Records shown:
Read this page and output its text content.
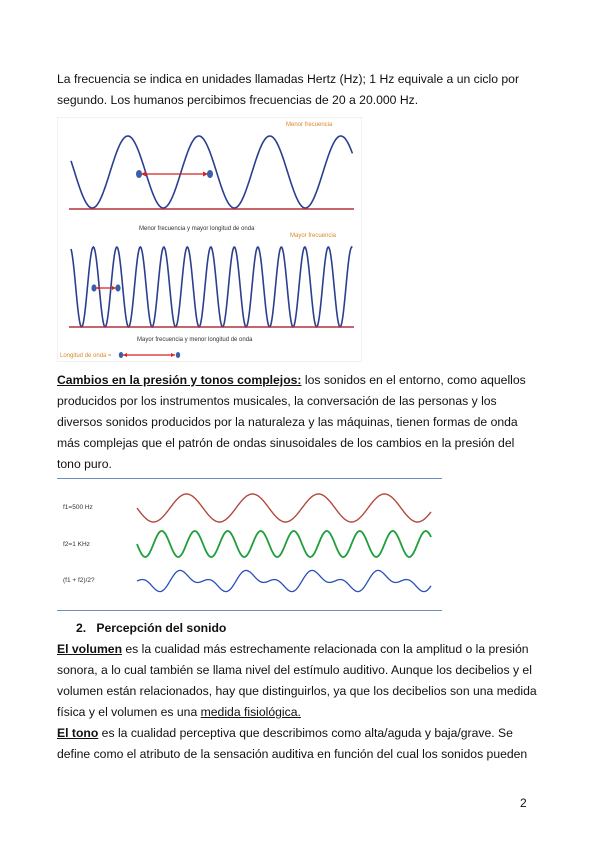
La frecuencia se indica en unidades llamadas Hertz (Hz); 1 Hz equivale a un ciclo por segundo. Los humanos percibimos frecuencias de 20 a 20.000 Hz.

Menor frecuencia
Menor frecuencia y mayor longitud de onda
Mayor frecuencia
Mayor frecuencia y menor longitud de onda
Longitud de onda =

Cambios en la presión y tonos complejos: los sonidos en el entorno, como aquellos producidos por los instrumentos musicales, la conversación de las personas y los diversos sonidos producidos por la naturaleza y las máquinas, tienen formas de onda más complejas que el patrón de ondas sinusoidales de los cambios en la presión del tono puro.

f1=500 Hz
f2=1 KHz
(f1 + f2)/2?
2. Percepción del sonido

El volumen es la cualidad más estrechamente relacionada con la amplitud o la presión sonora, a lo cual también se llama nivel del estímulo auditivo. Aunque los decibelios y el volumen están relacionados, hay que distinguirlos, ya que los decibelios son una medida física y el volumen es una medida fisiológica.

El tono es la cualidad perceptiva que describimos como alta/aguda y baja/grave. Se define como el atributo de la sensación auditiva en función del cual los sonidos pueden

2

Stated problem: Leave out the pictures and reproduce the rest of the listing exactly.

Result for this task:
Read this page and output its text content.
La frecuencia se indica en unidades llamadas Hertz (Hz); 1 Hz equivale a un ciclo por segundo. Los humanos percibimos frecuencias de 20 a 20.000 Hz.

Menor frecuencia
Menor frecuencia y mayor longitud de onda
Mayor frecuencia
Mayor frecuencia y menor longitud de onda
Longitud de onda =

Cambios en la presión y tonos complejos: los sonidos en el entorno, como aquellos producidos por los instrumentos musicales, la conversación de las personas y los diversos sonidos producidos por la naturaleza y las máquinas, tienen formas de onda más complejas que el patrón de ondas sinusoidales de los cambios en la presión del tono puro.

f1=500 Hz
f2=1 KHz
(f1 + f2)/2?
2. Percepción del sonido

El volumen es la cualidad más estrechamente relacionada con la amplitud o la presión sonora, a lo cual también se llama nivel del estímulo auditivo. Aunque los decibelios y el volumen están relacionados, hay que distinguirlos, ya que los decibelios son una medida física y el volumen es una medida fisiológica.

El tono es la cualidad perceptiva que describimos como alta/aguda y baja/grave. Se define como el atributo de la sensación auditiva en función del cual los sonidos pueden

2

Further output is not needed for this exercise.